▶ **REQUEST**
Identify each line below that contains the word "Somos", and copy it out.
___ GIVEN RECORDS ___
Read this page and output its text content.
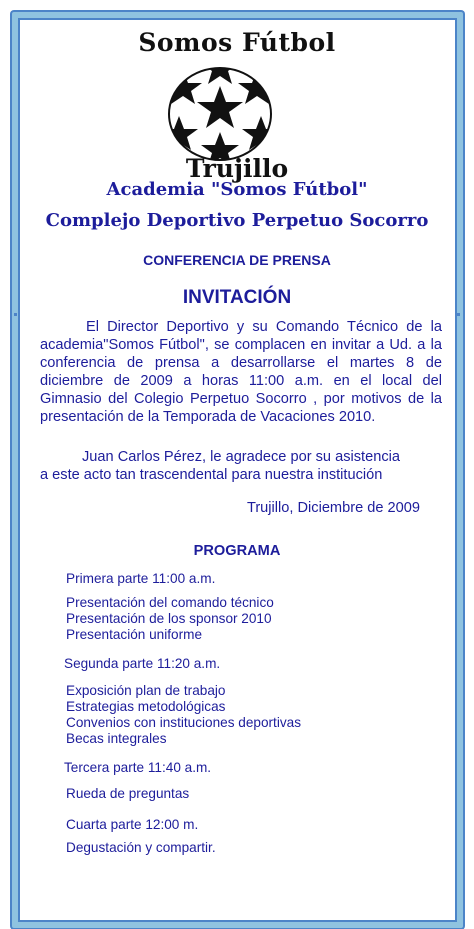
Somos Fútbol
Trujillo
Academia "Somos Fútbol"
Complejo Deportivo Perpetuo Socorro
CONFERENCIA DE PRENSA
INVITACIÓN
El Director Deportivo y su Comando Técnico de la academia"Somos Fútbol", se complacen en invitar a Ud. a la conferencia de prensa a desarrollarse el martes 8 de diciembre de 2009 a horas 11:00 a.m. en el local del Gimnasio del Colegio Perpetuo Socorro , por motivos de la presentación de la Temporada de Vacaciones 2010.
Juan Carlos Pérez, le agradece por su asistencia
a este acto tan trascendental para nuestra institución
Trujillo, Diciembre de 2009
PROGRAMA
Primera parte 11:00 a.m.
Presentación del comando técnico
Presentación de los sponsor 2010
Presentación uniforme
Segunda parte 11:20 a.m.
Exposición plan de trabajo
Estrategias metodológicas
Convenios con instituciones deportivas
Becas integrales
Tercera parte 11:40 a.m.
Rueda de preguntas
Cuarta parte 12:00 m.
Degustación y compartir.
___
▶ **EXERCISE ANSWER**
Somos Fútbol
Academia "Somos Fútbol"
El Director Deportivo y su Comando Técnico de la academia"Somos Fútbol", se complacen en invitar a Ud. a la conferencia de prensa a desarrollarse el martes 8 de diciembre de 2009 a horas 11:00 a.m. en el local del Gimnasio del Colegio Perpetuo Socorro , por motivos de la presentación de la Temporada de Vacaciones 2010.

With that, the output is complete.